-- Start --

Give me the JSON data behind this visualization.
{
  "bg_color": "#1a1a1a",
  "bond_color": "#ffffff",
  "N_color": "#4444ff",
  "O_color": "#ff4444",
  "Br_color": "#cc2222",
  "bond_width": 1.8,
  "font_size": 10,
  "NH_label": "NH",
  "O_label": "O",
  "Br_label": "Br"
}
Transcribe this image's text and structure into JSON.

-- End --
-- Start --

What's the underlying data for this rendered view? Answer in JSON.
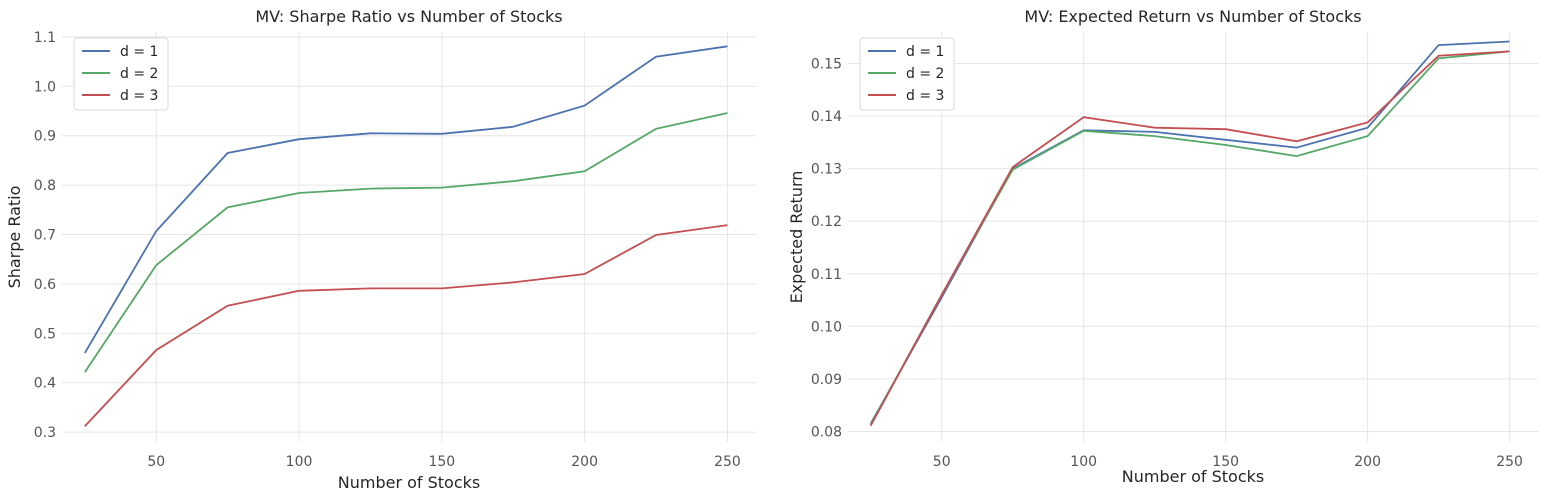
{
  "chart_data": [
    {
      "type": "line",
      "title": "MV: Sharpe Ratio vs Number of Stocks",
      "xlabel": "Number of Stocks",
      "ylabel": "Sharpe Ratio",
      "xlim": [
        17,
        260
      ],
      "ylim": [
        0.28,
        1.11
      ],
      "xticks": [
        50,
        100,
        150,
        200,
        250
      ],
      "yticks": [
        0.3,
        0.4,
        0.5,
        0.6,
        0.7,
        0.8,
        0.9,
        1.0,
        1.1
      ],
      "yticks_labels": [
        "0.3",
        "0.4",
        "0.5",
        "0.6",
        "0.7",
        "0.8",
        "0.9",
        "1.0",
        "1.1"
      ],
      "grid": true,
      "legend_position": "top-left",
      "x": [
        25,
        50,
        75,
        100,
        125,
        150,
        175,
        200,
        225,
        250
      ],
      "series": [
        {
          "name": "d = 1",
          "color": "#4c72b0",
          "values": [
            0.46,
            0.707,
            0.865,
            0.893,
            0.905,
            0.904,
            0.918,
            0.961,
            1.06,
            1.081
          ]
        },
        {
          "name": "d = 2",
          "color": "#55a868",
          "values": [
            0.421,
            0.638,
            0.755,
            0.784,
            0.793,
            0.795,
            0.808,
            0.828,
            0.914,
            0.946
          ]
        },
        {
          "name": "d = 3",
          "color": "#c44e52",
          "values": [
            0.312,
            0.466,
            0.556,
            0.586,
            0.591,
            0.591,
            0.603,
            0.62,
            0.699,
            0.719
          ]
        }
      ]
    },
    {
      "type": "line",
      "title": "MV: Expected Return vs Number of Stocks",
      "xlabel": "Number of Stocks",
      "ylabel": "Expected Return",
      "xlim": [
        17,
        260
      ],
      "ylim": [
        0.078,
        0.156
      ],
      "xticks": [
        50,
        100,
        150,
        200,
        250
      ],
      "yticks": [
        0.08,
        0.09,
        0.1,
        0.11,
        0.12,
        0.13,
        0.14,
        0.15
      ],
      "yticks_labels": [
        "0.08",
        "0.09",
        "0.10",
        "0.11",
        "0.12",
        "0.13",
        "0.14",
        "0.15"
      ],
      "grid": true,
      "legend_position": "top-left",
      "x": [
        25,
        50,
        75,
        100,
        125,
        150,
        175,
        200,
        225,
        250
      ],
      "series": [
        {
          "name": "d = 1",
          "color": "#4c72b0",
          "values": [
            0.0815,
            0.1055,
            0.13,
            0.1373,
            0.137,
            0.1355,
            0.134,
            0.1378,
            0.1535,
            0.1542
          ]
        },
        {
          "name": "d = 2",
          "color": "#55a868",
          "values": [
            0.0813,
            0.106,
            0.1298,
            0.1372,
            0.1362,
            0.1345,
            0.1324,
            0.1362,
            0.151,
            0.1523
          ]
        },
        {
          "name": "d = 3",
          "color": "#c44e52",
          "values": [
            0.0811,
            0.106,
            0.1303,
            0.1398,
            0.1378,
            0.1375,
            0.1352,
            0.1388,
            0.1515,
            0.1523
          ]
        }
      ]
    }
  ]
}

-- End --

What is being asked:
Nothing but the lines from the line that contains "Give me the" through the line that contains "Transcribe this image's" should be given again, each exactly as it stands, both ends included.

Expected output:
Give me the JSON data behind this visualization.
{
  "bg_color": "#1a1a1a",
  "bond_color": "#ffffff",
  "N_color": "#4444ff",
  "O_color": "#ff4444",
  "Br_color": "#cc2222",
  "bond_width": 1.8,
  "font_size": 10,
  "NH_label": "NH",
  "O_label": "O",
  "Br_label": "Br"
}
Transcribe this image's text and structure into JSON.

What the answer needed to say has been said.